Write out exactly the lines from the one containing "Convert this document image to plain text." through the last line of the records below, including both.

▶ **DATA TO PROCESS**
▽
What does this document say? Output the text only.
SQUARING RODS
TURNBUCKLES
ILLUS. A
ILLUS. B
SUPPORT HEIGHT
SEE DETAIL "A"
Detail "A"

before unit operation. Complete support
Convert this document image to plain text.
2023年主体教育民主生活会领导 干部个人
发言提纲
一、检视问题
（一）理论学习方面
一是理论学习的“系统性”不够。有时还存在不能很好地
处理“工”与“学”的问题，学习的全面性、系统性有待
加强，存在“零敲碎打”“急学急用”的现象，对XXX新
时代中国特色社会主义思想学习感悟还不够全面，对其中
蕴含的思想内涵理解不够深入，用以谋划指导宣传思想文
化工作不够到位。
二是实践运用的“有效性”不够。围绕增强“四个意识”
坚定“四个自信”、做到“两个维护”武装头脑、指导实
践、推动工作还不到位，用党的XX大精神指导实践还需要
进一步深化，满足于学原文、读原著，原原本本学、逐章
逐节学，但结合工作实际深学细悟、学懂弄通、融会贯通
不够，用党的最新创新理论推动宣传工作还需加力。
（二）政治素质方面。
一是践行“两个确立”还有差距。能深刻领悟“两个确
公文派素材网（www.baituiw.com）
△
▶ **ANSWER TO THE PROBLEM**
Convert this document image to plain text.
2023年主体教育民主生活会领导 干部个人
发言提纲
一、检视问题
（一）理论学习方面
一是理论学习的“系统性”不够。有时还存在不能很好地
处理“工”与“学”的问题，学习的全面性、系统性有待
加强，存在“零敲碎打”“急学急用”的现象，对XXX新
时代中国特色社会主义思想学习感悟还不够全面，对其中
蕴含的思想内涵理解不够深入，用以谋划指导宣传思想文
化工作不够到位。
二是实践运用的“有效性”不够。围绕增强“四个意识”
坚定“四个自信”、做到“两个维护”武装头脑、指导实
践、推动工作还不到位，用党的XX大精神指导实践还需要
进一步深化，满足于学原文、读原著，原原本本学、逐章
逐节学，但结合工作实际深学细悟、学懂弄通、融会贯通
不够，用党的最新创新理论推动宣传工作还需加力。
（二）政治素质方面。
一是践行“两个确立”还有差距。能深刻领悟“两个确
公文派素材网（www.baituiw.com）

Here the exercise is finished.